*Do this*
In the material below, find every line with "text" and pull it out.

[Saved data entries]
+-------+
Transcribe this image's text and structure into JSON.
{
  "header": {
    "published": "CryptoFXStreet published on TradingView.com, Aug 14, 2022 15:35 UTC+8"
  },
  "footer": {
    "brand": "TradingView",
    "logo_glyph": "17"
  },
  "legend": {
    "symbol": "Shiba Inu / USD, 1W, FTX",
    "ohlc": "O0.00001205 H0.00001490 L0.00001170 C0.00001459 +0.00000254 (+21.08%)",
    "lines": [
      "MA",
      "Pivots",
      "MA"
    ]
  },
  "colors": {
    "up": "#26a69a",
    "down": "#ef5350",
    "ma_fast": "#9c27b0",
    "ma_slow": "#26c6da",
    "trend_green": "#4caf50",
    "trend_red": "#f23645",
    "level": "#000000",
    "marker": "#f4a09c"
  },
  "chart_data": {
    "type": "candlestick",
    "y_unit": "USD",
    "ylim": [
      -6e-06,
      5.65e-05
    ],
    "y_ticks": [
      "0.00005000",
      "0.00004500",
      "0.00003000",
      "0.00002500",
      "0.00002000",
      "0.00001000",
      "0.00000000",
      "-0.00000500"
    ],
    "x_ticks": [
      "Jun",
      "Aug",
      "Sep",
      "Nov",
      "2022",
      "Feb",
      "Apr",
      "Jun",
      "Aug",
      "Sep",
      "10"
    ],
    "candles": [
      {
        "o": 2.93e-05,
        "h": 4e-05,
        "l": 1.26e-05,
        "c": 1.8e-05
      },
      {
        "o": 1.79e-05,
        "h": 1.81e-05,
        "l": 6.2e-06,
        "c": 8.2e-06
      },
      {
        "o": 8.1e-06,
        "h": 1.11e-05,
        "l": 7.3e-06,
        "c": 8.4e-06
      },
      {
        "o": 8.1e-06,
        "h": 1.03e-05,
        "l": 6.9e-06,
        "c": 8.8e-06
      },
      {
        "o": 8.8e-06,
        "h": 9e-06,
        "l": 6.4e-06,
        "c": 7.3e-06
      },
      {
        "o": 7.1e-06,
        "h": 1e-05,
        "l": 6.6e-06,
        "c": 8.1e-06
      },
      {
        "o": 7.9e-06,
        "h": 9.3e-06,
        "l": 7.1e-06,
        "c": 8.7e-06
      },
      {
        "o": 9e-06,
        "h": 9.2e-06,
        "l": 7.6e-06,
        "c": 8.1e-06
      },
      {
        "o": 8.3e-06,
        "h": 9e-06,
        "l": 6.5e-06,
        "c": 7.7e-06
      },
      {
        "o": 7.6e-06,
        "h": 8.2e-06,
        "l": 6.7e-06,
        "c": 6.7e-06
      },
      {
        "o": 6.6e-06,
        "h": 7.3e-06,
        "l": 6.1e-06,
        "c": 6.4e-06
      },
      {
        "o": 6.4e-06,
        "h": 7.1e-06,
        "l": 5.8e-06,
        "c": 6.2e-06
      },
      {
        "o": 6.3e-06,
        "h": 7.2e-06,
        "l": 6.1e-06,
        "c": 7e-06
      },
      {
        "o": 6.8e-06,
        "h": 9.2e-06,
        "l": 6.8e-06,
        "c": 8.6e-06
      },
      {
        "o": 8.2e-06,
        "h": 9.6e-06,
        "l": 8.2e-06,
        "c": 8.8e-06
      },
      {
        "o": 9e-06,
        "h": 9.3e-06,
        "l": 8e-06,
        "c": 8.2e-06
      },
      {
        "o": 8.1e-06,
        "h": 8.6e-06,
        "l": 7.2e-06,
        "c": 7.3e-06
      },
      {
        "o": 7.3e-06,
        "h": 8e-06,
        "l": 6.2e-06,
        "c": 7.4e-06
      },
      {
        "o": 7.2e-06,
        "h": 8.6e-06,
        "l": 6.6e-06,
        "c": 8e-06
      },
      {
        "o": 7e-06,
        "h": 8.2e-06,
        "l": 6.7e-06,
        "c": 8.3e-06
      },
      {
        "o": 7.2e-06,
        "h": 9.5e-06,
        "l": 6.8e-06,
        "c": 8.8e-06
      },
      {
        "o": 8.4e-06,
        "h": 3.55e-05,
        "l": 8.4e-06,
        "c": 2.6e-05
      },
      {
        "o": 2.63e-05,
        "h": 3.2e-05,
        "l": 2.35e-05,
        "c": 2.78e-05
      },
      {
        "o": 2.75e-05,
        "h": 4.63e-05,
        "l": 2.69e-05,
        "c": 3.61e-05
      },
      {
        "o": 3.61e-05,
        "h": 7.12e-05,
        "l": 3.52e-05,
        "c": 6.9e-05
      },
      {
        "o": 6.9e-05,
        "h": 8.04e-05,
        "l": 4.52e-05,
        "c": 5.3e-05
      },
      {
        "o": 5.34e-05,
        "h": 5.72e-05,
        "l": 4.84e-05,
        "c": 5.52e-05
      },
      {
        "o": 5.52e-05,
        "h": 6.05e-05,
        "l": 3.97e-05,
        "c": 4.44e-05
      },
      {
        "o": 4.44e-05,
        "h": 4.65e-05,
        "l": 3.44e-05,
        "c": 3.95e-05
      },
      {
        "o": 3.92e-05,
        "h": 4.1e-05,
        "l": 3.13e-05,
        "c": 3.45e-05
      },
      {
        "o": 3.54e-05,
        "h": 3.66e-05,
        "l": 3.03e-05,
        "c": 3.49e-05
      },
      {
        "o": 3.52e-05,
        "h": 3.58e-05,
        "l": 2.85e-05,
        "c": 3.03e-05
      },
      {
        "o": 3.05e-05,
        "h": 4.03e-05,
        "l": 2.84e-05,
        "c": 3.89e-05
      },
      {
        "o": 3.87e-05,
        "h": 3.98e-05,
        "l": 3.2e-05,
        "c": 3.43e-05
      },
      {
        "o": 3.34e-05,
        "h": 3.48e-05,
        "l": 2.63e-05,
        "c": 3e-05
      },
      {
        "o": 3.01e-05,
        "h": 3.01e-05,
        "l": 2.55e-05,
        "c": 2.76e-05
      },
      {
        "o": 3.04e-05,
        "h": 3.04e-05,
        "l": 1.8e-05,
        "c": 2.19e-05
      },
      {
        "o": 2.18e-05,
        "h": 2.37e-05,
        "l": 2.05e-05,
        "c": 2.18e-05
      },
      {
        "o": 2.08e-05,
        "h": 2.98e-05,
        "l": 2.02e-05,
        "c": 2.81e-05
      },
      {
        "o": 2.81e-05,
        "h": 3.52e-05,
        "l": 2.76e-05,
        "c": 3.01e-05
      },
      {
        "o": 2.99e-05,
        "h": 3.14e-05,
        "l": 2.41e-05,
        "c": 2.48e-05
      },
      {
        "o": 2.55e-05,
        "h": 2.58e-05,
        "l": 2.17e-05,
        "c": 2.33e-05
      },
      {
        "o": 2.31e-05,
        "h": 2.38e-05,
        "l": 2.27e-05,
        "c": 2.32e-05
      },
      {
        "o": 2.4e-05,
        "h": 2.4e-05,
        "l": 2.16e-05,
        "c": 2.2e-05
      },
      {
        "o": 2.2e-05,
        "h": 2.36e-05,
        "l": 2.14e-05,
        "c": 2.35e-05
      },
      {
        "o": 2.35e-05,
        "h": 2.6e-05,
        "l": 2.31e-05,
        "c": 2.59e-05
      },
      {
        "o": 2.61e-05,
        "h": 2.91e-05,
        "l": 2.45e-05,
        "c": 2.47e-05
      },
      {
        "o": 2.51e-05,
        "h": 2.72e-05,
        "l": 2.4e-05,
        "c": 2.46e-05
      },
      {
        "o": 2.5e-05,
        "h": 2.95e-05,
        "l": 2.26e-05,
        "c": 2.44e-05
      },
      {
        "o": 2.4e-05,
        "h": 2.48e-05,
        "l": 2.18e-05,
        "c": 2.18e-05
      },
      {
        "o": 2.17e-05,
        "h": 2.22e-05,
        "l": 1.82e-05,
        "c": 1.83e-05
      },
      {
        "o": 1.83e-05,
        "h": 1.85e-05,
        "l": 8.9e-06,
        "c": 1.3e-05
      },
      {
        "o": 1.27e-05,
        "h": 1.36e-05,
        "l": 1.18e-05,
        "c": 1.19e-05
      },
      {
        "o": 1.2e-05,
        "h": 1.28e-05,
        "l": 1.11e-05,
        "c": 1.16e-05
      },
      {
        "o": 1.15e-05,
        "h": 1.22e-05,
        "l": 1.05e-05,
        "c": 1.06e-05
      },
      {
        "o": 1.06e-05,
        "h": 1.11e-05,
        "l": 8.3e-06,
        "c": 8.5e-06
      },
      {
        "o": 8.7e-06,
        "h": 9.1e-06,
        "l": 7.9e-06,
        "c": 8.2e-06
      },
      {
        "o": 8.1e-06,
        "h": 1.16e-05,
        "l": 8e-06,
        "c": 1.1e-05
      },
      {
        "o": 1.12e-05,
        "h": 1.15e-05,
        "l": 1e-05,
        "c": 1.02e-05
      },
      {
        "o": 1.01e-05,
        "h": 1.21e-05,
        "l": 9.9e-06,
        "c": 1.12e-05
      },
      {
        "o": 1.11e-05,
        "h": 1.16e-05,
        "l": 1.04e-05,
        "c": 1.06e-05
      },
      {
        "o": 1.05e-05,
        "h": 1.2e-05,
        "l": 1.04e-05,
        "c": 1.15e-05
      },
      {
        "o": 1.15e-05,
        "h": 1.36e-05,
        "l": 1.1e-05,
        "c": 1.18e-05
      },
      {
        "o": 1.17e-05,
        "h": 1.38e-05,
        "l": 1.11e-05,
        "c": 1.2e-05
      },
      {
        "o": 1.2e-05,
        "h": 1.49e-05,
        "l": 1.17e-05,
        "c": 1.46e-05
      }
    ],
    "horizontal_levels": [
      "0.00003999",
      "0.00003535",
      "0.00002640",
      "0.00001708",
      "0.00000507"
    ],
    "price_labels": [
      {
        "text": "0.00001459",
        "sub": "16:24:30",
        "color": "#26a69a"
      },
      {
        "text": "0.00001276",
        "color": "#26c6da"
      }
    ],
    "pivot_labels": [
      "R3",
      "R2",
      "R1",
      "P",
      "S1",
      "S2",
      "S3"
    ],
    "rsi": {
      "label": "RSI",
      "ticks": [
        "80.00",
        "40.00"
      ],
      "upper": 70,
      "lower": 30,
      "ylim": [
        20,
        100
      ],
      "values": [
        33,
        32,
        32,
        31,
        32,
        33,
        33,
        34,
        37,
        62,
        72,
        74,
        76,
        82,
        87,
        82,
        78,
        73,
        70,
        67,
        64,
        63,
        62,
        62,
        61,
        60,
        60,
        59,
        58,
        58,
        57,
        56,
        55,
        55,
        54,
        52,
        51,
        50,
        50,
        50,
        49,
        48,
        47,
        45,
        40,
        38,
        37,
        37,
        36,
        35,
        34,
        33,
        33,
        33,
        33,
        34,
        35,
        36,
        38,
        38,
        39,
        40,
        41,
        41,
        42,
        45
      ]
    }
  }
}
+-------+
*Solution to this problem*
Transcribe this image's text and structure into JSON.
        "text": "0.00001459",
        "text": "0.00001276",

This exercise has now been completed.